### Aim of the exercise
Hunt for the word "deelsystemen" across the entries below, copying each line that holds it.

### Collection entries
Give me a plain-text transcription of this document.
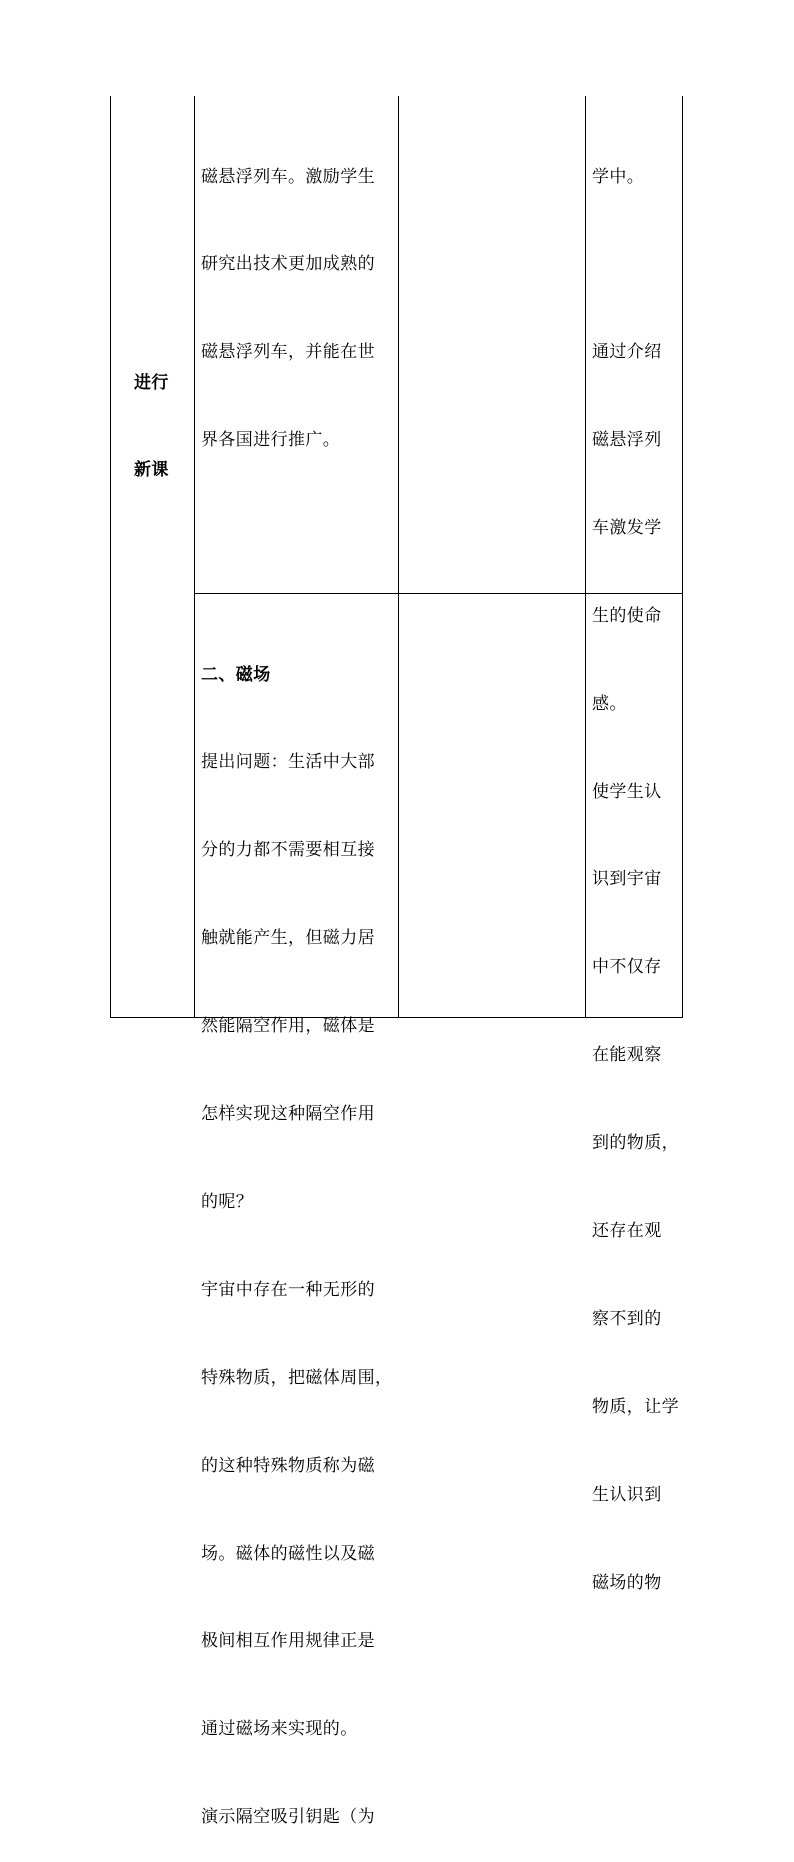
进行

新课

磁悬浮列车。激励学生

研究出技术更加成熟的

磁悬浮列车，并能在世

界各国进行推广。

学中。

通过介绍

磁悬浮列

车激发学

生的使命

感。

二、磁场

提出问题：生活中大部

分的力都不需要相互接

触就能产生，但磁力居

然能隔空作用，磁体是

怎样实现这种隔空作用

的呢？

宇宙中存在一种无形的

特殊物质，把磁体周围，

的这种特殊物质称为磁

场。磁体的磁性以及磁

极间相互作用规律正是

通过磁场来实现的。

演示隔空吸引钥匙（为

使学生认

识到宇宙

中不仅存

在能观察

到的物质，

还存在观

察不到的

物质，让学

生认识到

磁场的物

==

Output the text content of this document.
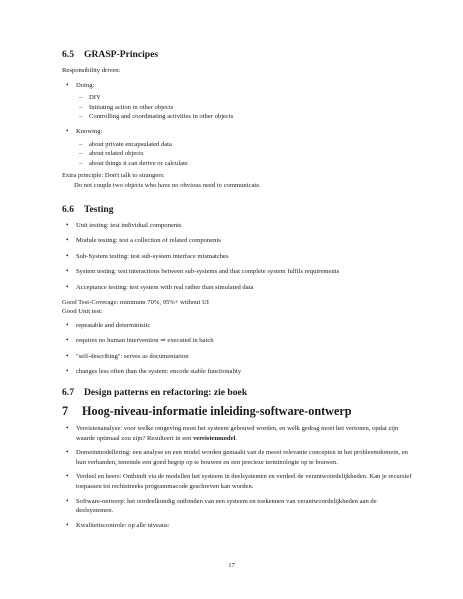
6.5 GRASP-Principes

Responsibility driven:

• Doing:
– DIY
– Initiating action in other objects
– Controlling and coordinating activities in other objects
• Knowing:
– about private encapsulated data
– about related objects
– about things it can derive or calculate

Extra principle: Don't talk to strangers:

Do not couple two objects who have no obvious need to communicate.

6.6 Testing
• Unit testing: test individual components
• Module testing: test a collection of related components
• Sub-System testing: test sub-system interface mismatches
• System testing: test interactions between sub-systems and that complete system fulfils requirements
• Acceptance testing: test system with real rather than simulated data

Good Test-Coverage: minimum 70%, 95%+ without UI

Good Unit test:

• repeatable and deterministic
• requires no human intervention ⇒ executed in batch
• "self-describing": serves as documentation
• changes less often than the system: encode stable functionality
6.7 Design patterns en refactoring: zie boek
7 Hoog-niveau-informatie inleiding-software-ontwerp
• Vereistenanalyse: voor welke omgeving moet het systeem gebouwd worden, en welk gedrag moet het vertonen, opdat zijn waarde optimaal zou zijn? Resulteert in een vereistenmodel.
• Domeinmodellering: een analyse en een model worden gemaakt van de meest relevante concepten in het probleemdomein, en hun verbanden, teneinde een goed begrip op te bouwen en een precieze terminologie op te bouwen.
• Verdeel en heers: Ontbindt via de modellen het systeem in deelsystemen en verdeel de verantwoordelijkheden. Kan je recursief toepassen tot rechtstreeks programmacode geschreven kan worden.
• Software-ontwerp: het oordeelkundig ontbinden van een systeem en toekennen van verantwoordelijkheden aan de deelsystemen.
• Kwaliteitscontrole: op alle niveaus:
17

### Result
• Verdeel en heers: Ontbindt via de modellen het systeem in deelsystemen en verdeel de verantwoordelijkheden. Kan je recursief toepassen tot rechtstreeks programmacode geschreven kan worden.
• Software-ontwerp: het oordeelkundig ontbinden van een systeem en toekennen van verantwoordelijkheden aan de deelsystemen.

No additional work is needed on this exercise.